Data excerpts
= = = = = = =
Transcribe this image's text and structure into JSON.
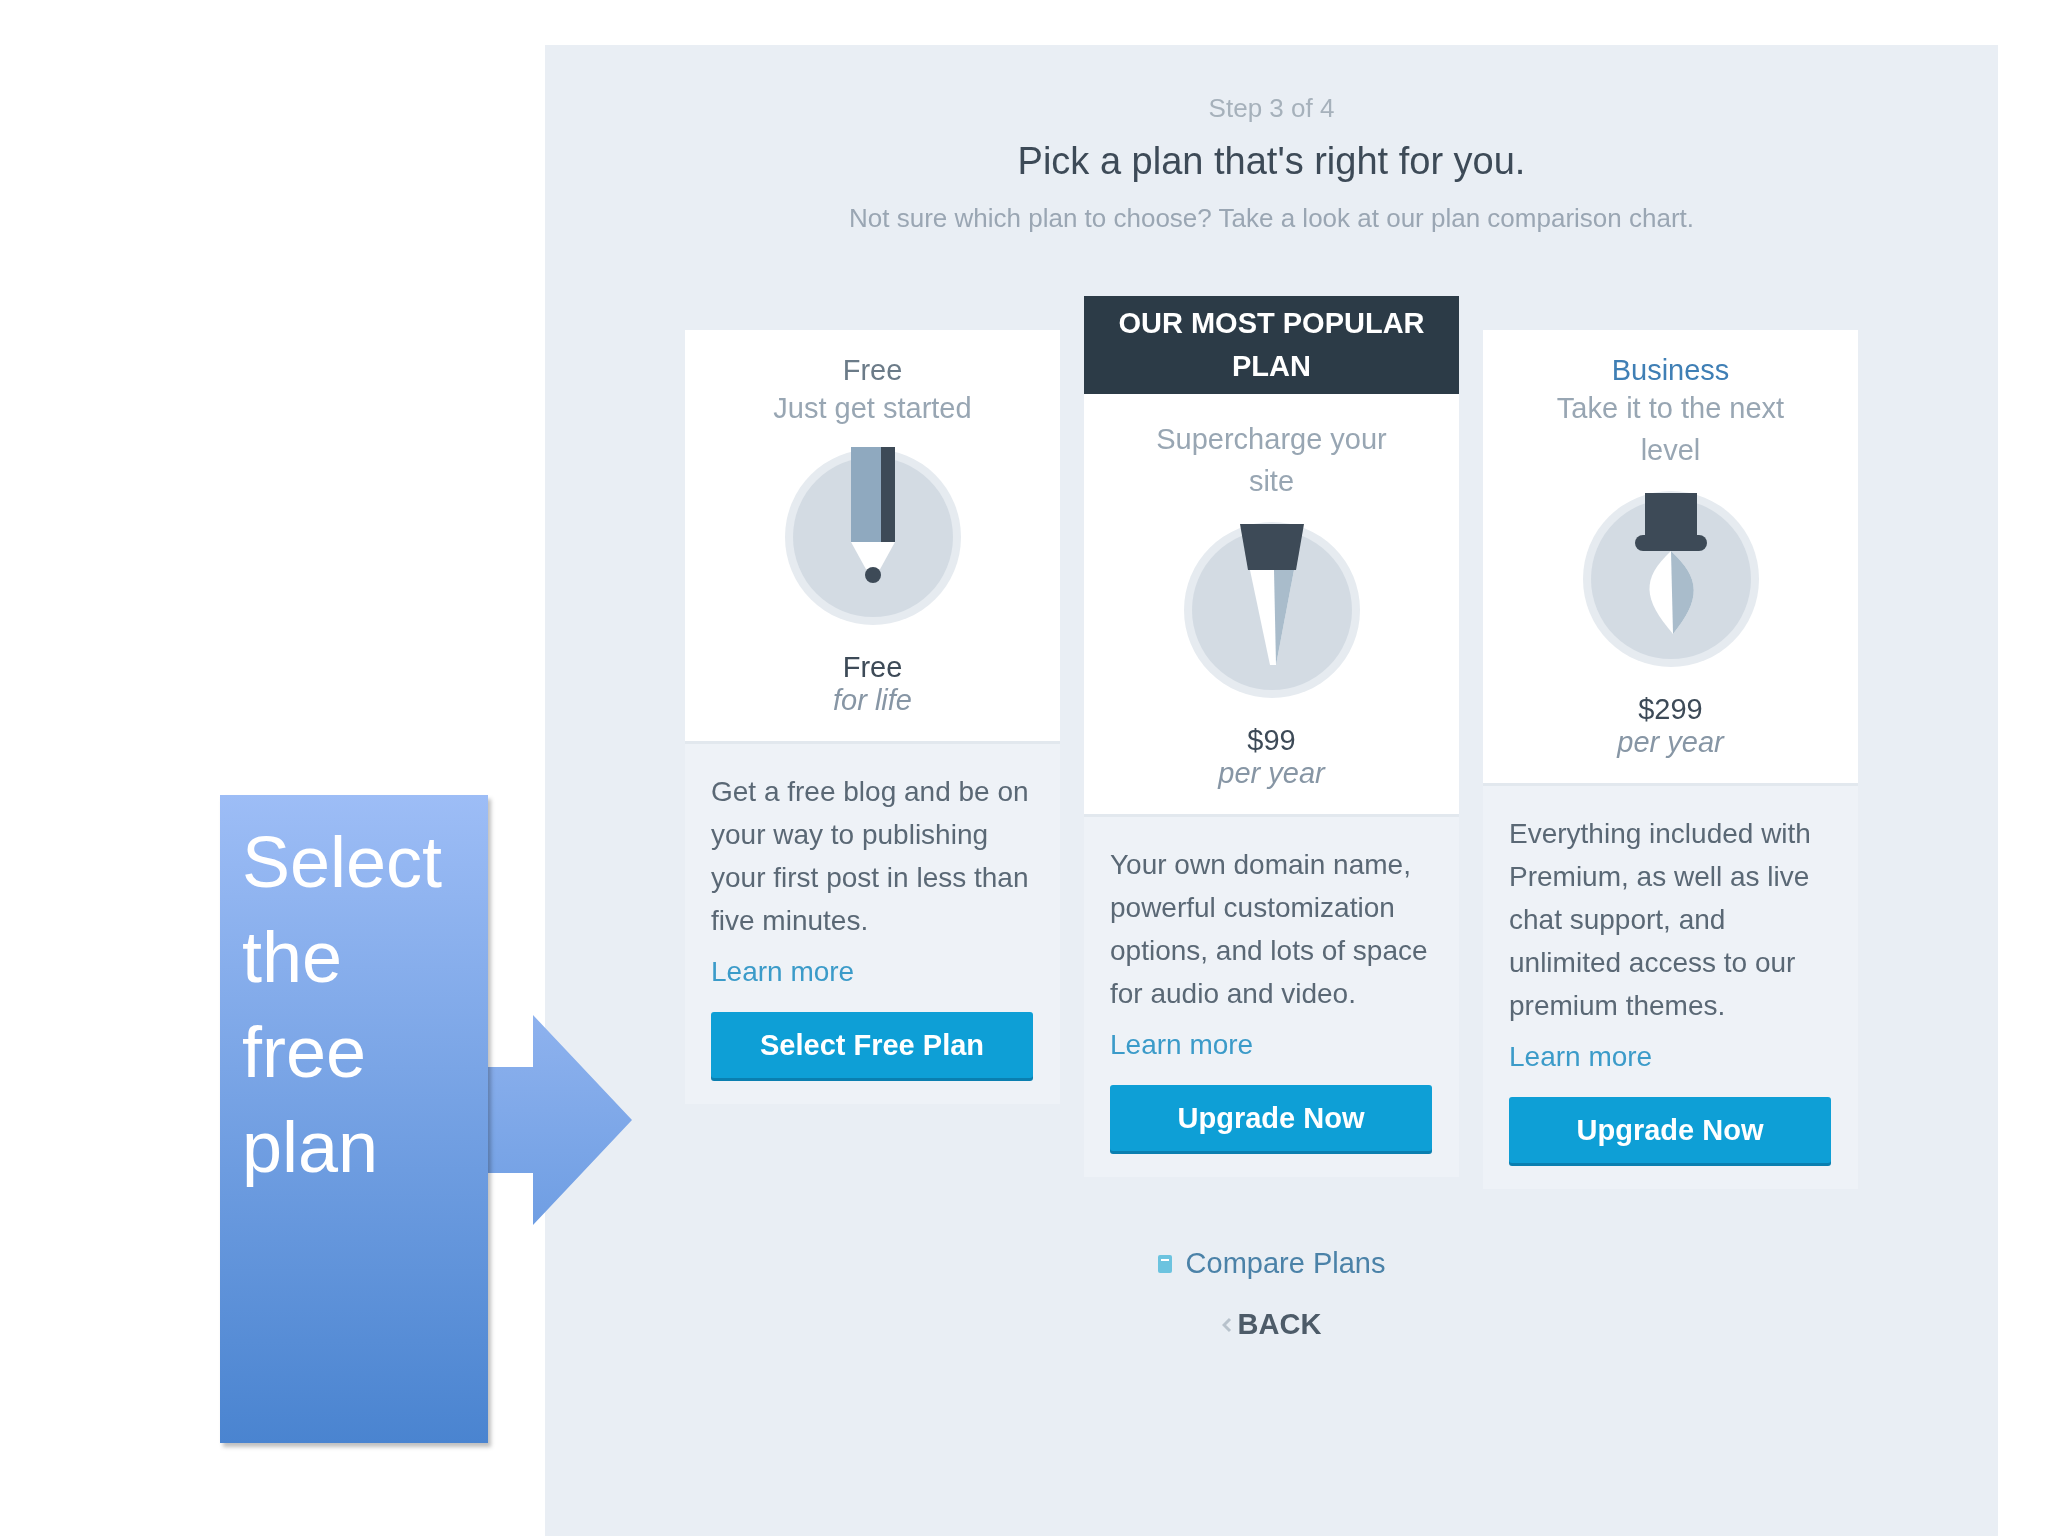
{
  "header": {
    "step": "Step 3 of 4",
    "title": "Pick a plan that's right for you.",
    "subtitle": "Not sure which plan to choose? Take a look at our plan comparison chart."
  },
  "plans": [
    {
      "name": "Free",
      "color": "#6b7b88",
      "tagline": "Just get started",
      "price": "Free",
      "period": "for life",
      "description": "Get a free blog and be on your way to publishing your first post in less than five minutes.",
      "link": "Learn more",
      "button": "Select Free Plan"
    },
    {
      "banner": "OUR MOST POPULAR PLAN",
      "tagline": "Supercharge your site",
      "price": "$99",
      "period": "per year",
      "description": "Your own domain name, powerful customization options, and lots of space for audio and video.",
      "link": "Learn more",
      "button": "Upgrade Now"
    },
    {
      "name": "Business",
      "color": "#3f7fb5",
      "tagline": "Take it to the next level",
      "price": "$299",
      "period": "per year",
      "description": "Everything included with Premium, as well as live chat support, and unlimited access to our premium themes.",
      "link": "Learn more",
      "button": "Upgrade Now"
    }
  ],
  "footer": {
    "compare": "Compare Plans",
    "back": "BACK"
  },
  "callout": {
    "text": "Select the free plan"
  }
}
= = = = = = =
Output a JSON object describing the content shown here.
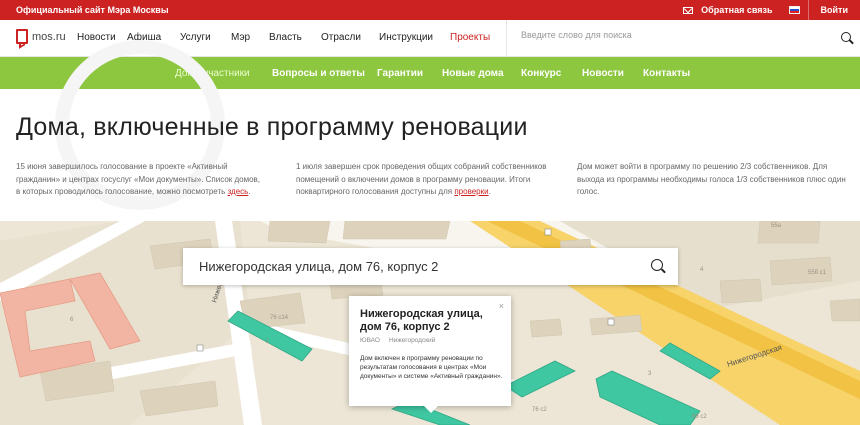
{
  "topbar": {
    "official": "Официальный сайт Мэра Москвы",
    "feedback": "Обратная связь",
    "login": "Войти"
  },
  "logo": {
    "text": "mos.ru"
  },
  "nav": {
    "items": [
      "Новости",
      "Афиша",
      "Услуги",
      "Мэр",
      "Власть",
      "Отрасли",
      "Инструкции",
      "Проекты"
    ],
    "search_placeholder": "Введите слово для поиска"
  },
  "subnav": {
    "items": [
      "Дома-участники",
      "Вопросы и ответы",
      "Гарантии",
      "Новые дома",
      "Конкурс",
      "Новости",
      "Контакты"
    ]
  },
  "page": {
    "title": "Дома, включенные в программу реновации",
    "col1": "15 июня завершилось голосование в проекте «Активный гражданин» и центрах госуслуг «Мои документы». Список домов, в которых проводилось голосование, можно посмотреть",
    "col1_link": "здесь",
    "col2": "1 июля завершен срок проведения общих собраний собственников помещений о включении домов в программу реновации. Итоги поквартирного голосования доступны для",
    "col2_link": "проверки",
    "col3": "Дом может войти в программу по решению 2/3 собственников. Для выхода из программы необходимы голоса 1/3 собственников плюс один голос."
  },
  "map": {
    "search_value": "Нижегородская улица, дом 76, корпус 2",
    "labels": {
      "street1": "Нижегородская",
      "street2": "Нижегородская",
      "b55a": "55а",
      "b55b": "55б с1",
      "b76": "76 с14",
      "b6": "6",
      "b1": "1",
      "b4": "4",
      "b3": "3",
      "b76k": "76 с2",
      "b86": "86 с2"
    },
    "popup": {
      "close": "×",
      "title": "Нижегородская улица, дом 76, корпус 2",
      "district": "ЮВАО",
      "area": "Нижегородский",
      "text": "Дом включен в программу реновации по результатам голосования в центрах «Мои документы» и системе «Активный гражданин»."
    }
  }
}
= = = = = = =
=== Written request ===
Only the count is wanted: report how many lines of the material above hold the word "документы".

=== Result of this task ===
2